▸ **CHALLENGE**
Select from the data all lines with the word "Palm".

▸ **EXERCISE INPUTS**

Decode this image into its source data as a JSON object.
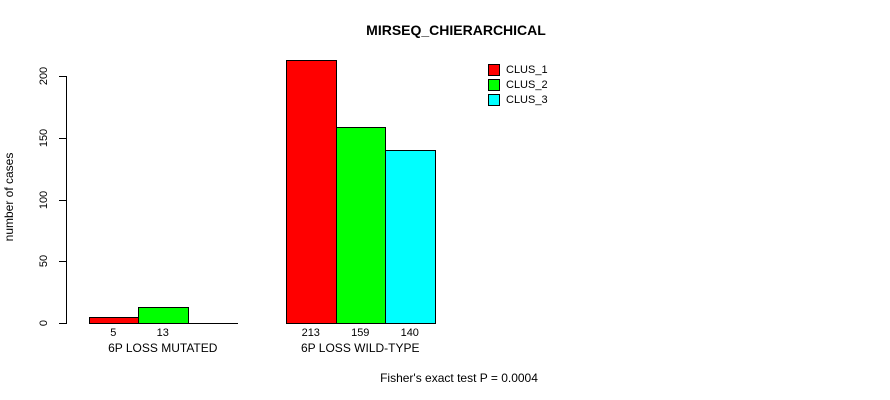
{
  "chart_data": {
    "type": "bar",
    "title": "MIRSEQ_CHIERARCHICAL",
    "ylabel": "number of cases",
    "xlabel": "",
    "yticks": [
      0,
      50,
      100,
      150,
      200
    ],
    "ylim": [
      0,
      213
    ],
    "grid": false,
    "legend_position": "top-right",
    "categories": [
      "6P LOSS MUTATED",
      "6P LOSS WILD-TYPE"
    ],
    "series": [
      {
        "name": "CLUS_1",
        "color": "#FF0000",
        "values": [
          5,
          213
        ]
      },
      {
        "name": "CLUS_2",
        "color": "#00FF00",
        "values": [
          13,
          159
        ]
      },
      {
        "name": "CLUS_3",
        "color": "#00FFFF",
        "values": [
          0,
          140
        ]
      }
    ],
    "bar_value_labels": [
      [
        "5",
        "13",
        ""
      ],
      [
        "213",
        "159",
        "140"
      ]
    ],
    "annotation": "Fisher's exact test P = 0.0004"
  },
  "colors": {
    "background": "#FFFFFF",
    "axis": "#000000",
    "text": "#000000"
  }
}
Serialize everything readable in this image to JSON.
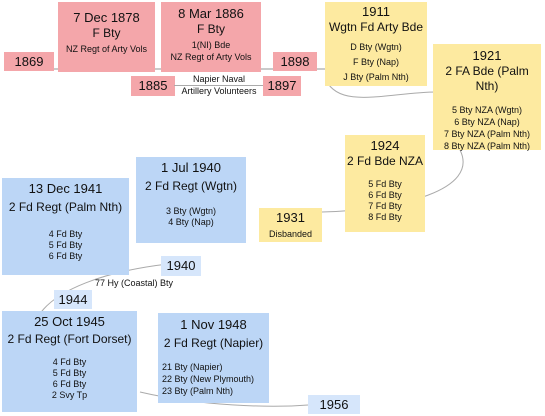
{
  "boxes": {
    "y1869": "1869",
    "fbty1878": {
      "date": "7 Dec 1878",
      "title": "F Bty",
      "note": "NZ Regt of Arty Vols"
    },
    "fbty1886": {
      "date": "8 Mar 1886",
      "title": "F Bty",
      "line1": "1(NI) Bde",
      "line2": "NZ Regt of Arty Vols"
    },
    "y1898": "1898",
    "y1885": "1885",
    "napier": {
      "line1": "Napier Naval",
      "line2": "Artillery Volunteers"
    },
    "y1897": "1897",
    "wgtn1911": {
      "date": "1911",
      "title": "Wgtn Fd Arty Bde",
      "units": [
        "D Bty (Wgtn)",
        "F Bty (Nap)",
        "J Bty (Palm Nth)"
      ]
    },
    "fa1921": {
      "date": "1921",
      "title": "2 FA Bde (Palm Nth)",
      "units": [
        "5 Bty NZA (Wgtn)",
        "6 Bty NZA (Nap)",
        "7 Bty NZA (Palm Nth)",
        "8 Bty NZA (Palm Nth)"
      ]
    },
    "fd1924": {
      "date": "1924",
      "title": "2 Fd Bde NZA",
      "units": [
        "5 Fd Bty",
        "6 Fd Bty",
        "7 Fd Bty",
        "8 Fd Bty"
      ]
    },
    "disb1931": {
      "date": "1931",
      "title": "Disbanded"
    },
    "regt1940": {
      "date": "1 Jul 1940",
      "title": "2 Fd Regt (Wgtn)",
      "units": [
        "3 Bty (Wgtn)",
        "4 Bty (Nap)"
      ]
    },
    "regt1941": {
      "date": "13 Dec 1941",
      "title": "2 Fd Regt (Palm Nth)",
      "units": [
        "4 Fd Bty",
        "5 Fd Bty",
        "6 Fd Bty"
      ]
    },
    "y1940": "1940",
    "hy": "77 Hy (Coastal) Bty",
    "y1944": "1944",
    "regt1945": {
      "date": "25 Oct 1945",
      "title": "2 Fd Regt (Fort Dorset)",
      "units": [
        "4 Fd Bty",
        "5 Fd Bty",
        "6 Fd Bty",
        "2 Svy Tp"
      ]
    },
    "regt1948": {
      "date": "1 Nov 1948",
      "title": "2 Fd Regt (Napier)",
      "units": [
        "21 Bty (Napier)",
        "22 Bty (New Plymouth)",
        "23 Bty (Palm Nth)"
      ]
    },
    "y1956": "1956"
  },
  "colors": {
    "pink": "#f4a6aa",
    "yellow": "#fdeaa0",
    "blue": "#bcd6f6",
    "light_blue": "#d6e6fb",
    "line": "#aaaaaa"
  }
}
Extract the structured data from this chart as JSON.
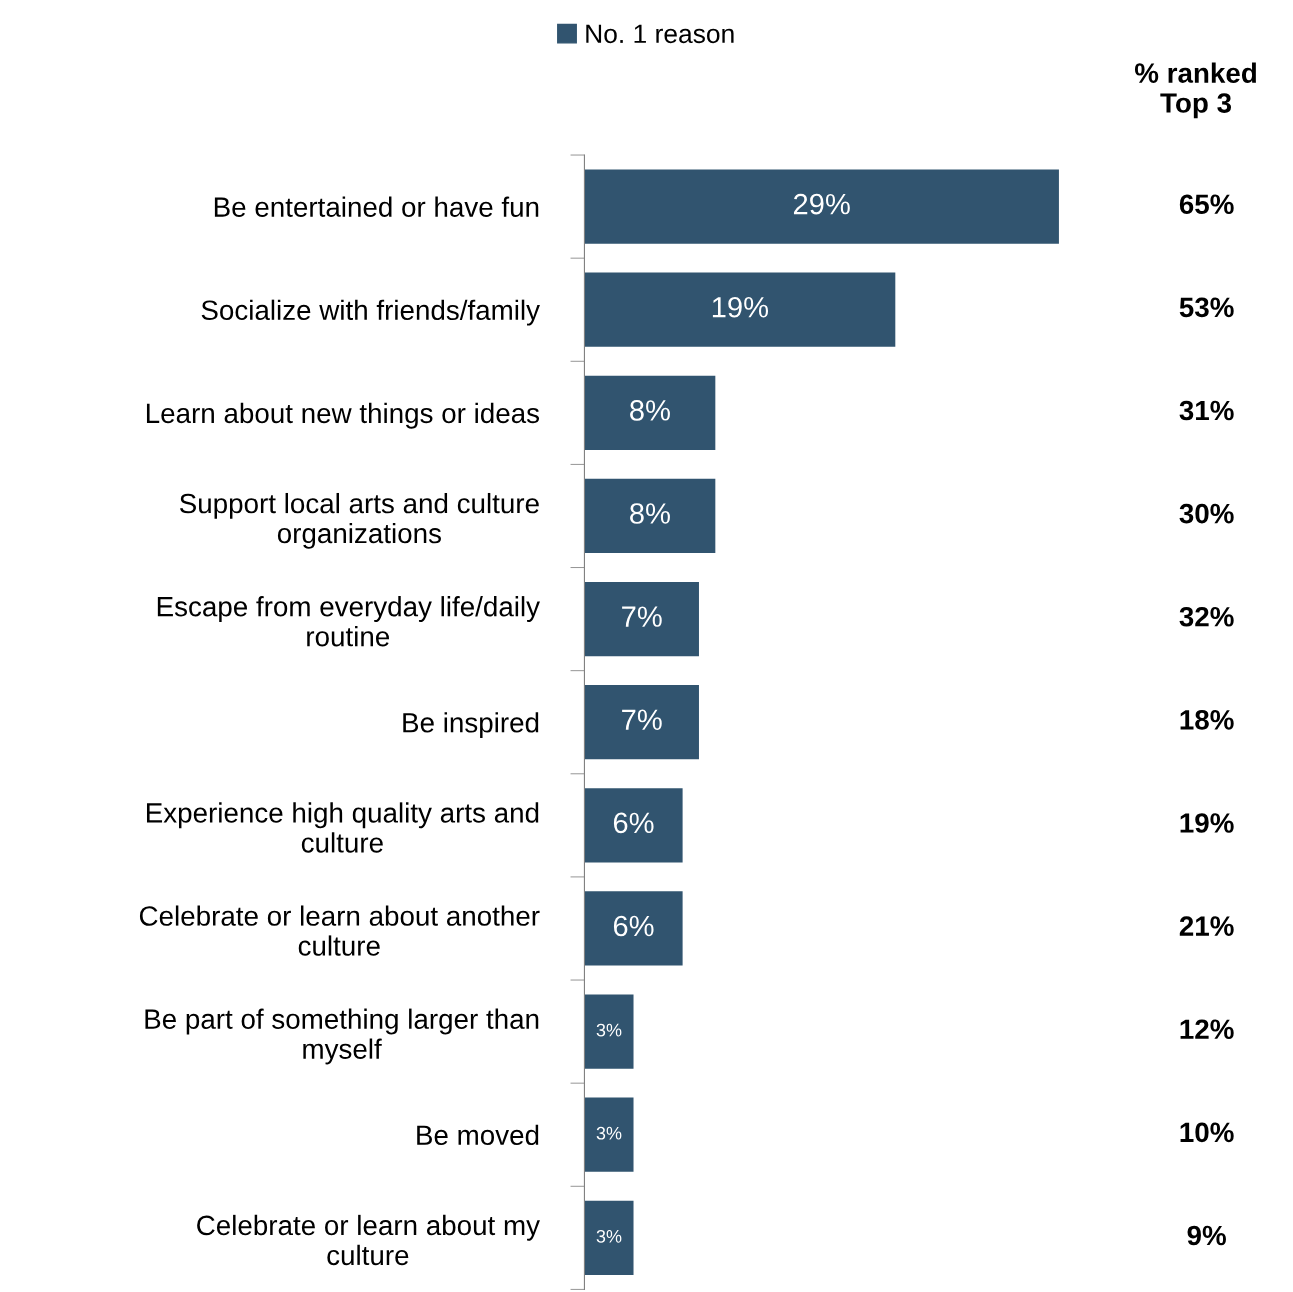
{
  "chart_data": {
    "type": "bar",
    "orientation": "horizontal",
    "legend": "top",
    "categories": [
      "Be entertained or have fun",
      "Socialize with friends/family",
      "Learn about new things or ideas",
      "Support local arts and culture\norganizations",
      "Escape from everyday life/daily\nroutine",
      "Be inspired",
      "Experience high quality arts and\nculture",
      "Celebrate or learn about another\nculture",
      "Be part of something larger than\nmyself",
      "Be moved",
      "Celebrate or learn about my\nculture"
    ],
    "series": [
      {
        "name": "No. 1 reason",
        "color": "#31546f",
        "values": [
          29,
          19,
          8,
          8,
          7,
          7,
          6,
          6,
          3,
          3,
          3
        ],
        "value_labels": [
          "29%",
          "19%",
          "8%",
          "8%",
          "7%",
          "7%",
          "6%",
          "6%",
          "3%",
          "3%",
          "3%"
        ]
      }
    ],
    "annotations": [
      "% ranked\nTop 3",
      "65%",
      "53%",
      "31%",
      "30%",
      "32%",
      "18%",
      "19%",
      "21%",
      "12%",
      "10%",
      "9%"
    ]
  }
}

▸ **RESULT OF THIS EXERCISE**
        "J Bty (Palm Nth)"
      "title": "2 FA Bde (Palm Nth)",
        "7 Bty NZA (Palm Nth)",
        "8 Bty NZA (Palm Nth)"
      "title": "2 Fd Regt (Palm Nth)",
        "23 Bty (Palm Nth)"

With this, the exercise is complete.